--- GIVEN REQUEST ---
Skip the pictures and quote all of the lines exactly.

--- Source records ---
..............................

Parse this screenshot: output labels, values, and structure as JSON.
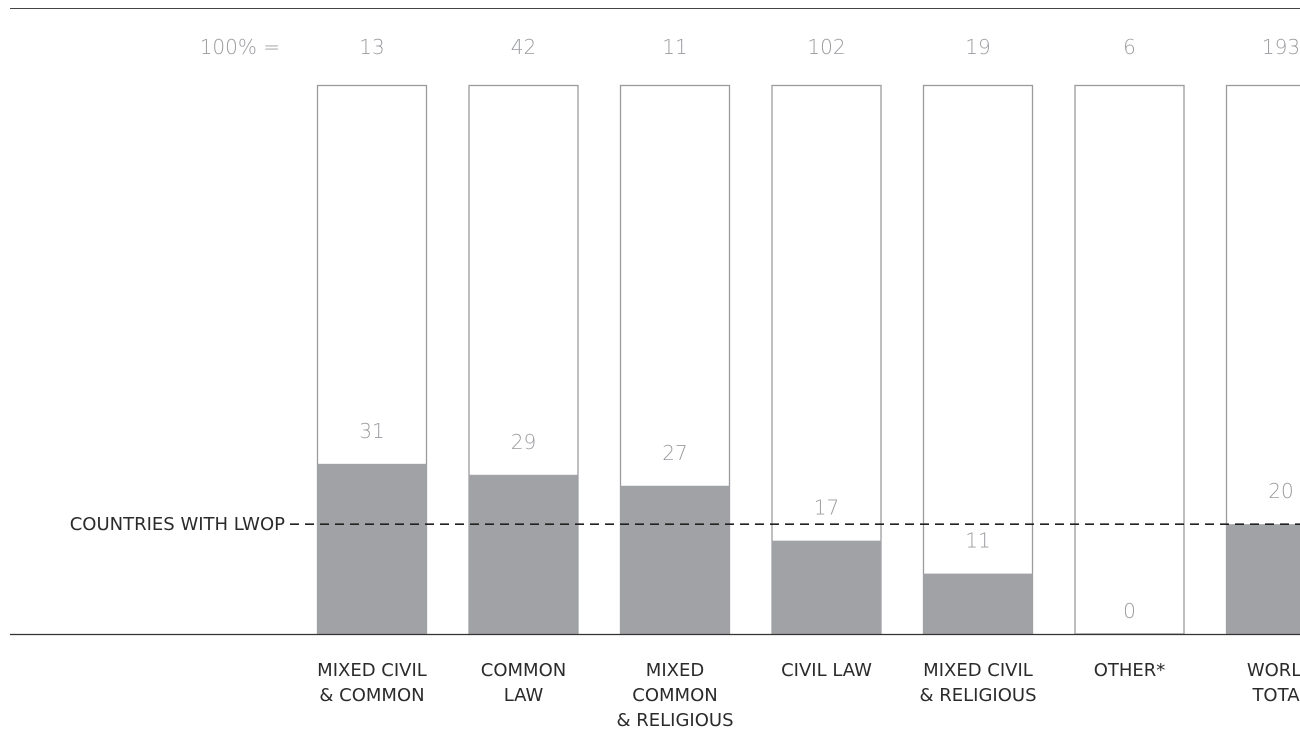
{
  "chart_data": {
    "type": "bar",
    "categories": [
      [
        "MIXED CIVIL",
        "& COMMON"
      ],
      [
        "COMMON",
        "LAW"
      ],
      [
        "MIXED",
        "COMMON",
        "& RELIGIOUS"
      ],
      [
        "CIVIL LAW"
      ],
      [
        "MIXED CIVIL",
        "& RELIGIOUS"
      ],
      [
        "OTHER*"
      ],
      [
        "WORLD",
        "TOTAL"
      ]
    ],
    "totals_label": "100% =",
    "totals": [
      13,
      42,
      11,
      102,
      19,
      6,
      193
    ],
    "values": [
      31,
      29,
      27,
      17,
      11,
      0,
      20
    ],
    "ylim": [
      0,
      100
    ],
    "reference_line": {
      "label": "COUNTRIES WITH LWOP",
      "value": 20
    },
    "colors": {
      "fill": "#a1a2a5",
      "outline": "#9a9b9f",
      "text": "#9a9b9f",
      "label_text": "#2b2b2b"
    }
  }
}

..............................

--- FULL ANSWER ---
Parse this screenshot: output labels, values, and structure as JSON.
{
  "chart_data": {
    "type": "bar",
    "categories": [
      [
        "MIXED CIVIL",
        "& COMMON"
      ],
      [
        "COMMON",
        "LAW"
      ],
      [
        "MIXED",
        "COMMON",
        "& RELIGIOUS"
      ],
      [
        "CIVIL LAW"
      ],
      [
        "MIXED CIVIL",
        "& RELIGIOUS"
      ],
      [
        "OTHER*"
      ],
      [
        "WORLD",
        "TOTAL"
      ]
    ],
    "totals_label": "100% =",
    "totals": [
      13,
      42,
      11,
      102,
      19,
      6,
      193
    ],
    "values": [
      31,
      29,
      27,
      17,
      11,
      0,
      20
    ],
    "ylim": [
      0,
      100
    ],
    "reference_line": {
      "label": "COUNTRIES WITH LWOP",
      "value": 20
    },
    "colors": {
      "fill": "#a1a2a5",
      "outline": "#9a9b9f",
      "text": "#9a9b9f",
      "label_text": "#2b2b2b"
    }
  }
}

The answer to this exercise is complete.